> PAGE TEXT:

□ □ □

Quick dependency audit

• Run make security-scan to execute scripts/security-scan.sh.
• The script runs composer audit --locked --format=json inside the php-cli container if backends/php exists.
• For the frontend it executes pnpm audit --prod --json in the frontend container.
• JSON reports go to reports/security/php-composer.json and reports/security/frontend-pnpm.json.
• By default the script exits with a non-zero code when vulnerabilities are found; enable “soft mode” with SECURITY_SCAN_ALLOW_FAILURES=1 make security-scan (or ./scripts/security-scan.sh --allow-fail) to always exit with 0.
• The command runs on demand, so you can add it to local release checklists or call it in CI manually.

🐇 Queues & RabbitMQ

• make dev-init can automatically enable RabbitMQ and store credentials in .env.
• Broker endpoints: AMQP 5672, management UI 15672 (profile queue).
• Manual control: make queue-up, make queue-down.
• Detailed guides:
  • Service & env vars — instructions/queues/server.md
  • PHP + Messenger — instructions/queues/php.md
  • Python + Celery — instructions/queues/python.md
  • Node.js + amqplib — instructions/queues/node.md

📚 SDK Documentation

• Bitrix24 JS SDK: use @bitrix24/b24jssdk-nuxt, see instructions/frontend/bitrix24-js-sdk.md.
• Bitrix24 UI Kit: use @bitrix24/b24ui-nuxt, see instructions/frontend/bitrix24-ui-kit.md.
• PHP SDK: see instructions/php/bitrix24-php-sdk.md.
• Python SDK (b24pysdk): see instructions/python/bitrix24-python-sdk.md.

🔐 Authentication & Security

JWT tokens

Every endpoint except /api/install and /api/getToken requires:

Authorization: `Bearer ${tokenJWT}`

Authentication flow

1. App installation (/api/install)
   • Receives Bitrix24 data (DOMAIN, AUTH_ID, REFRESH_TOKEN, member_id, user_id, etc.)
   • Stores installation info
   • No JWT required
2. Issue token (/api/getToken)
   • Accepts Bitrix24 auth payload
   • Generates a JWT (TTL = 1 hour)

□ □ □

> SUPPLIED INFORMATION:
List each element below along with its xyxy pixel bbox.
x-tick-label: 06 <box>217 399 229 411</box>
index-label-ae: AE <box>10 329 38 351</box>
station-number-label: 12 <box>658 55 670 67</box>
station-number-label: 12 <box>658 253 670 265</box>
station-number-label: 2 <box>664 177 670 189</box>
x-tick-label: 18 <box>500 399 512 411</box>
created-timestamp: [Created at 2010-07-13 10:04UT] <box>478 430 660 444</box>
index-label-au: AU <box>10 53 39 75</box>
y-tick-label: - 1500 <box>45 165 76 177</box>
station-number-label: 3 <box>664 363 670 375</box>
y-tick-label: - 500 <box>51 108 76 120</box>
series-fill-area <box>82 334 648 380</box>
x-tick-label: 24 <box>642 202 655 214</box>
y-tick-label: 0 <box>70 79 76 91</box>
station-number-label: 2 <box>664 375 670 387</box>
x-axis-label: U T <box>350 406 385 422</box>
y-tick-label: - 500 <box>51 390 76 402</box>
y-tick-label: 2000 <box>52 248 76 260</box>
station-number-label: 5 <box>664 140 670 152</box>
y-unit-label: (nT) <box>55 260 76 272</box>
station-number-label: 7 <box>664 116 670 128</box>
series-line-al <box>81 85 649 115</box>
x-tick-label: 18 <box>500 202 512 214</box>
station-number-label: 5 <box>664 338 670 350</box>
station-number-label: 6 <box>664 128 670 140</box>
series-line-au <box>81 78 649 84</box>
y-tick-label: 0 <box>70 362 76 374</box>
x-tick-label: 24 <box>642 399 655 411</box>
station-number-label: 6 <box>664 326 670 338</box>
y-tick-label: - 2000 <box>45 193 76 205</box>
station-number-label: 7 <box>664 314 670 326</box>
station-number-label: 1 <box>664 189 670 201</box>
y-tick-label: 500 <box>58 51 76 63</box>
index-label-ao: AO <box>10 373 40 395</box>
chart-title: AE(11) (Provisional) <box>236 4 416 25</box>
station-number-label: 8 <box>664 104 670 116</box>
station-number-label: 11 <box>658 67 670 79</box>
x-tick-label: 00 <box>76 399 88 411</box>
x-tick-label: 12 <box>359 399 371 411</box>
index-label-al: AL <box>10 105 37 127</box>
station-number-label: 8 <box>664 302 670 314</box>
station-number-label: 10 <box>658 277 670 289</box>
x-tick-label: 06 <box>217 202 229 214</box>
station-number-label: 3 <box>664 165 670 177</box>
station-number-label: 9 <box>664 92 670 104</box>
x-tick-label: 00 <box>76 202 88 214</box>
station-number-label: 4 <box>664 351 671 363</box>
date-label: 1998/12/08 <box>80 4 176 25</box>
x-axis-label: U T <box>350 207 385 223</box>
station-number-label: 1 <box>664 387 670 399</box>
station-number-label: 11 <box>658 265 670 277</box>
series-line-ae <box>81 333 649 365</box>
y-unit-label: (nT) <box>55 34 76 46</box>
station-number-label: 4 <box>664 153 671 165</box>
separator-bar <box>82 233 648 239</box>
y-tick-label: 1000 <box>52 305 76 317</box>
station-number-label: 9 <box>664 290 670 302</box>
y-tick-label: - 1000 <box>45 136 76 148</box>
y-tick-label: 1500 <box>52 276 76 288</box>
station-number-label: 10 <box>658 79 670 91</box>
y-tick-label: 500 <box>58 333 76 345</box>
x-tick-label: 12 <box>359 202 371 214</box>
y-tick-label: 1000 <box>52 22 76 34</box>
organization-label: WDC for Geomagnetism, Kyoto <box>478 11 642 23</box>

□ □ □

> WORK REQUEST 1:
Write out everything in the page text from "Quick dependency audit" down to "exit with 0.".
> WORK REQUEST 2:
Rewrite the item in the page text beginning "By default the script exits" more briefly, keeping its main facts.
> WORK REQUEST 3:
According to the page text, what is the TTL of the JWT generated by /api/getToken?

> TASK OUTPUT 1:
Quick dependency audit

• Run make security-scan to execute scripts/security-scan.sh.
• The script runs composer audit --locked --format=json inside the php-cli container if backends/php exists.
• For the frontend it executes pnpm audit --prod --json in the frontend container.
• JSON reports go to reports/security/php-composer.json and reports/security/frontend-pnpm.json.
• By default the script exits with a non-zero code when vulnerabilities are found; enable “soft mode” with SECURITY_SCAN_ALLOW_FAILURES=1 make security-scan (or ./scripts/security-scan.sh --allow-fail) to always exit with 0.

> TASK OUTPUT 2:
The script exits with a non-zero code if vulnerabilities are found. Soft mode makes it always exit with 0, enabled via SECURITY_SCAN_ALLOW_FAILURES=1 make security-scan or ./scripts/security-scan.sh --allow-fail.

> TASK OUTPUT 3:
One hour.